* To be done: All entries are to be given again verbatim.

* Provided information:
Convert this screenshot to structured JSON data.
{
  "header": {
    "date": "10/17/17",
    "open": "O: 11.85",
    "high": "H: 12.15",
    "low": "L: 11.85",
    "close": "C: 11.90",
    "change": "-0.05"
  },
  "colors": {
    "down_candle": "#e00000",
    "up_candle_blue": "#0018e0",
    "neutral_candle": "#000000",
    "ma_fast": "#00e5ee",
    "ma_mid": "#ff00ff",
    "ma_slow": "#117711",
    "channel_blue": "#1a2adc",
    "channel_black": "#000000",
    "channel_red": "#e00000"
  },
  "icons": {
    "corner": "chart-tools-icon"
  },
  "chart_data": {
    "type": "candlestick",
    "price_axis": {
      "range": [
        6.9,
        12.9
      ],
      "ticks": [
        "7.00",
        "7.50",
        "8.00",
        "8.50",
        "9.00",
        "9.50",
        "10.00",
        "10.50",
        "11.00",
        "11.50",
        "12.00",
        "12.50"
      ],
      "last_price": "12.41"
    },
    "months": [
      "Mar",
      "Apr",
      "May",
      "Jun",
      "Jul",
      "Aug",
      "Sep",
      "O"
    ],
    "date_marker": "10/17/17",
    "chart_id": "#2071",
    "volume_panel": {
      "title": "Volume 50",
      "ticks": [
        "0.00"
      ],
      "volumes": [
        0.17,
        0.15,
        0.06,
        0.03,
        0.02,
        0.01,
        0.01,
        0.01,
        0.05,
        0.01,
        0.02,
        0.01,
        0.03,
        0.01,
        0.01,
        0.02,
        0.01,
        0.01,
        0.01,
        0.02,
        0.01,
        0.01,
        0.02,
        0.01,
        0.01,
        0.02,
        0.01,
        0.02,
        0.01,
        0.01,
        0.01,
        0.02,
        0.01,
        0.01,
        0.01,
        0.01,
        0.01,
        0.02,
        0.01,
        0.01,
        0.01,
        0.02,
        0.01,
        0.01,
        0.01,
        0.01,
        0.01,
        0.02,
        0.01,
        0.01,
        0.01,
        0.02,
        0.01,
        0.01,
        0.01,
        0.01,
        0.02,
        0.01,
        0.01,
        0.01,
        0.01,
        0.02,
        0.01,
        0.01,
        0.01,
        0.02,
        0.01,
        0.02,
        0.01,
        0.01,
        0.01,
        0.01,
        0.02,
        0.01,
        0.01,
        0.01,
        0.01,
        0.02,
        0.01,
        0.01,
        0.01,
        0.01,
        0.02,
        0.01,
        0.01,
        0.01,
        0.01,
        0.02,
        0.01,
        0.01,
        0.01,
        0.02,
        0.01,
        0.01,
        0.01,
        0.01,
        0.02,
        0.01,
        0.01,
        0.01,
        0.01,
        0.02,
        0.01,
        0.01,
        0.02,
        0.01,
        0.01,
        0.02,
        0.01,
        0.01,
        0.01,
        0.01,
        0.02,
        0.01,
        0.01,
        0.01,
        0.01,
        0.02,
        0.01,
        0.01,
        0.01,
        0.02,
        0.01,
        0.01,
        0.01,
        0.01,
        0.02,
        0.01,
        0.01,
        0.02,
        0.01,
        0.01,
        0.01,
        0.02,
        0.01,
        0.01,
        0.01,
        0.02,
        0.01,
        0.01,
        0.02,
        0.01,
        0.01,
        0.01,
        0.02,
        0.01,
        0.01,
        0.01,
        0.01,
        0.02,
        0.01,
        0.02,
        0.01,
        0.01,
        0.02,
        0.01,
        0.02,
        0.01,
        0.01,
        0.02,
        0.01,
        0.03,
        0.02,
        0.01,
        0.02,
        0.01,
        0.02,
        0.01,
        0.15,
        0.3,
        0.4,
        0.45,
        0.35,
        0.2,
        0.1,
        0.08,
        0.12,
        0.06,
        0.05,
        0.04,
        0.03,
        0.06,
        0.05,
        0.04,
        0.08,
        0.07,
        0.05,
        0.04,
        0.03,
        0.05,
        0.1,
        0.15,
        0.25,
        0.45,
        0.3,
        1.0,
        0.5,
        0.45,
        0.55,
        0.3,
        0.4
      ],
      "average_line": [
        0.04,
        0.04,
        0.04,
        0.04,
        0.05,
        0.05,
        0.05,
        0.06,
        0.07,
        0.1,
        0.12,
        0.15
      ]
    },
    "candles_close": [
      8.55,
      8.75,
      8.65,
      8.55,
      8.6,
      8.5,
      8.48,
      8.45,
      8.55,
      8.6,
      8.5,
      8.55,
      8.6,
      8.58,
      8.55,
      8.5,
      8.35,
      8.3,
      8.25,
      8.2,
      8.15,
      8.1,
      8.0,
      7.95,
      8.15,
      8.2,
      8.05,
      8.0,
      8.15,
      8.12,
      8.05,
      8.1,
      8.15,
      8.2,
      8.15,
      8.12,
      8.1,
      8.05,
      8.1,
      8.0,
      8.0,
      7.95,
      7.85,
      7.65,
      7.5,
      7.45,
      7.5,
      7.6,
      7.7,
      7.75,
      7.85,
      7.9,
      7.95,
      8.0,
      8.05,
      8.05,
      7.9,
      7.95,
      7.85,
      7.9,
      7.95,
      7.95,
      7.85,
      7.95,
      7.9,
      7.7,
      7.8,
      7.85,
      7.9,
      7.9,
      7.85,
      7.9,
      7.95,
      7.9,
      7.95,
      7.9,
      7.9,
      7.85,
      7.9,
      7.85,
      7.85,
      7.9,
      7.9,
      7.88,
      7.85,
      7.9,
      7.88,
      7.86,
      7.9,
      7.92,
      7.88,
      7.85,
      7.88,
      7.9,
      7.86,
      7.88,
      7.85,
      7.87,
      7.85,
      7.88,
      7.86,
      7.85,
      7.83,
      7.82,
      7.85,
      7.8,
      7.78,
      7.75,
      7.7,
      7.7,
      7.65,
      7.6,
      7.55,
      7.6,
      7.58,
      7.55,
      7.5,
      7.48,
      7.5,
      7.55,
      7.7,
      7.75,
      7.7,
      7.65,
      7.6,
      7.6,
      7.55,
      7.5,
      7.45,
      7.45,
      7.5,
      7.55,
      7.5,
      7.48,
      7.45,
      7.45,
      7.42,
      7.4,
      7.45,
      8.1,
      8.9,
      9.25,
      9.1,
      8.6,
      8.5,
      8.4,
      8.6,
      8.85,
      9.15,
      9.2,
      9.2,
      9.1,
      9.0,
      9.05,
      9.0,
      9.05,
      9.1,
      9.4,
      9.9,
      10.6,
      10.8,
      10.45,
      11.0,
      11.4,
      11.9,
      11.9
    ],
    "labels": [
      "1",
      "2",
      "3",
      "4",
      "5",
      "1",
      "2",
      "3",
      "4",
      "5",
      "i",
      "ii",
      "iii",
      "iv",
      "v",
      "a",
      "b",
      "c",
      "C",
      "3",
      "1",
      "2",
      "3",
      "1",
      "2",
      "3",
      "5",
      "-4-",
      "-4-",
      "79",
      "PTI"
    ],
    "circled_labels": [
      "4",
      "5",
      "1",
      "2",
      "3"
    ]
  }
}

* Written answer:
Convert this screenshot to structured JSON data.
{
  "header": {
    "date": "10/17/17",
    "open": "O: 11.85",
    "high": "H: 12.15",
    "low": "L: 11.85",
    "close": "C: 11.90",
    "change": "-0.05"
  },
  "colors": {
    "down_candle": "#e00000",
    "up_candle_blue": "#0018e0",
    "neutral_candle": "#000000",
    "ma_fast": "#00e5ee",
    "ma_mid": "#ff00ff",
    "ma_slow": "#117711",
    "channel_blue": "#1a2adc",
    "channel_black": "#000000",
    "channel_red": "#e00000"
  },
  "icons": {
    "corner": "chart-tools-icon"
  },
  "chart_data": {
    "type": "candlestick",
    "price_axis": {
      "range": [
        6.9,
        12.9
      ],
      "ticks": [
        "7.00",
        "7.50",
        "8.00",
        "8.50",
        "9.00",
        "9.50",
        "10.00",
        "10.50",
        "11.00",
        "11.50",
        "12.00",
        "12.50"
      ],
      "last_price": "12.41"
    },
    "months": [
      "Mar",
      "Apr",
      "May",
      "Jun",
      "Jul",
      "Aug",
      "Sep",
      "O"
    ],
    "date_marker": "10/17/17",
    "chart_id": "#2071",
    "volume_panel": {
      "title": "Volume 50",
      "ticks": [
        "0.00"
      ],
      "volumes": [
        0.17,
        0.15,
        0.06,
        0.03,
        0.02,
        0.01,
        0.01,
        0.01,
        0.05,
        0.01,
        0.02,
        0.01,
        0.03,
        0.01,
        0.01,
        0.02,
        0.01,
        0.01,
        0.01,
        0.02,
        0.01,
        0.01,
        0.02,
        0.01,
        0.01,
        0.02,
        0.01,
        0.02,
        0.01,
        0.01,
        0.01,
        0.02,
        0.01,
        0.01,
        0.01,
        0.01,
        0.01,
        0.02,
        0.01,
        0.01,
        0.01,
        0.02,
        0.01,
        0.01,
        0.01,
        0.01,
        0.01,
        0.02,
        0.01,
        0.01,
        0.01,
        0.02,
        0.01,
        0.01,
        0.01,
        0.01,
        0.02,
        0.01,
        0.01,
        0.01,
        0.01,
        0.02,
        0.01,
        0.01,
        0.01,
        0.02,
        0.01,
        0.02,
        0.01,
        0.01,
        0.01,
        0.01,
        0.02,
        0.01,
        0.01,
        0.01,
        0.01,
        0.02,
        0.01,
        0.01,
        0.01,
        0.01,
        0.02,
        0.01,
        0.01,
        0.01,
        0.01,
        0.02,
        0.01,
        0.01,
        0.01,
        0.02,
        0.01,
        0.01,
        0.01,
        0.01,
        0.02,
        0.01,
        0.01,
        0.01,
        0.01,
        0.02,
        0.01,
        0.01,
        0.02,
        0.01,
        0.01,
        0.02,
        0.01,
        0.01,
        0.01,
        0.01,
        0.02,
        0.01,
        0.01,
        0.01,
        0.01,
        0.02,
        0.01,
        0.01,
        0.01,
        0.02,
        0.01,
        0.01,
        0.01,
        0.01,
        0.02,
        0.01,
        0.01,
        0.02,
        0.01,
        0.01,
        0.01,
        0.02,
        0.01,
        0.01,
        0.01,
        0.02,
        0.01,
        0.01,
        0.02,
        0.01,
        0.01,
        0.01,
        0.02,
        0.01,
        0.01,
        0.01,
        0.01,
        0.02,
        0.01,
        0.02,
        0.01,
        0.01,
        0.02,
        0.01,
        0.02,
        0.01,
        0.01,
        0.02,
        0.01,
        0.03,
        0.02,
        0.01,
        0.02,
        0.01,
        0.02,
        0.01,
        0.15,
        0.3,
        0.4,
        0.45,
        0.35,
        0.2,
        0.1,
        0.08,
        0.12,
        0.06,
        0.05,
        0.04,
        0.03,
        0.06,
        0.05,
        0.04,
        0.08,
        0.07,
        0.05,
        0.04,
        0.03,
        0.05,
        0.1,
        0.15,
        0.25,
        0.45,
        0.3,
        1.0,
        0.5,
        0.45,
        0.55,
        0.3,
        0.4
      ],
      "average_line": [
        0.04,
        0.04,
        0.04,
        0.04,
        0.05,
        0.05,
        0.05,
        0.06,
        0.07,
        0.1,
        0.12,
        0.15
      ]
    },
    "candles_close": [
      8.55,
      8.75,
      8.65,
      8.55,
      8.6,
      8.5,
      8.48,
      8.45,
      8.55,
      8.6,
      8.5,
      8.55,
      8.6,
      8.58,
      8.55,
      8.5,
      8.35,
      8.3,
      8.25,
      8.2,
      8.15,
      8.1,
      8.0,
      7.95,
      8.15,
      8.2,
      8.05,
      8.0,
      8.15,
      8.12,
      8.05,
      8.1,
      8.15,
      8.2,
      8.15,
      8.12,
      8.1,
      8.05,
      8.1,
      8.0,
      8.0,
      7.95,
      7.85,
      7.65,
      7.5,
      7.45,
      7.5,
      7.6,
      7.7,
      7.75,
      7.85,
      7.9,
      7.95,
      8.0,
      8.05,
      8.05,
      7.9,
      7.95,
      7.85,
      7.9,
      7.95,
      7.95,
      7.85,
      7.95,
      7.9,
      7.7,
      7.8,
      7.85,
      7.9,
      7.9,
      7.85,
      7.9,
      7.95,
      7.9,
      7.95,
      7.9,
      7.9,
      7.85,
      7.9,
      7.85,
      7.85,
      7.9,
      7.9,
      7.88,
      7.85,
      7.9,
      7.88,
      7.86,
      7.9,
      7.92,
      7.88,
      7.85,
      7.88,
      7.9,
      7.86,
      7.88,
      7.85,
      7.87,
      7.85,
      7.88,
      7.86,
      7.85,
      7.83,
      7.82,
      7.85,
      7.8,
      7.78,
      7.75,
      7.7,
      7.7,
      7.65,
      7.6,
      7.55,
      7.6,
      7.58,
      7.55,
      7.5,
      7.48,
      7.5,
      7.55,
      7.7,
      7.75,
      7.7,
      7.65,
      7.6,
      7.6,
      7.55,
      7.5,
      7.45,
      7.45,
      7.5,
      7.55,
      7.5,
      7.48,
      7.45,
      7.45,
      7.42,
      7.4,
      7.45,
      8.1,
      8.9,
      9.25,
      9.1,
      8.6,
      8.5,
      8.4,
      8.6,
      8.85,
      9.15,
      9.2,
      9.2,
      9.1,
      9.0,
      9.05,
      9.0,
      9.05,
      9.1,
      9.4,
      9.9,
      10.6,
      10.8,
      10.45,
      11.0,
      11.4,
      11.9,
      11.9
    ],
    "labels": [
      "1",
      "2",
      "3",
      "4",
      "5",
      "1",
      "2",
      "3",
      "4",
      "5",
      "i",
      "ii",
      "iii",
      "iv",
      "v",
      "a",
      "b",
      "c",
      "C",
      "3",
      "1",
      "2",
      "3",
      "1",
      "2",
      "3",
      "5",
      "-4-",
      "-4-",
      "79",
      "PTI"
    ],
    "circled_labels": [
      "4",
      "5",
      "1",
      "2",
      "3"
    ]
  }
}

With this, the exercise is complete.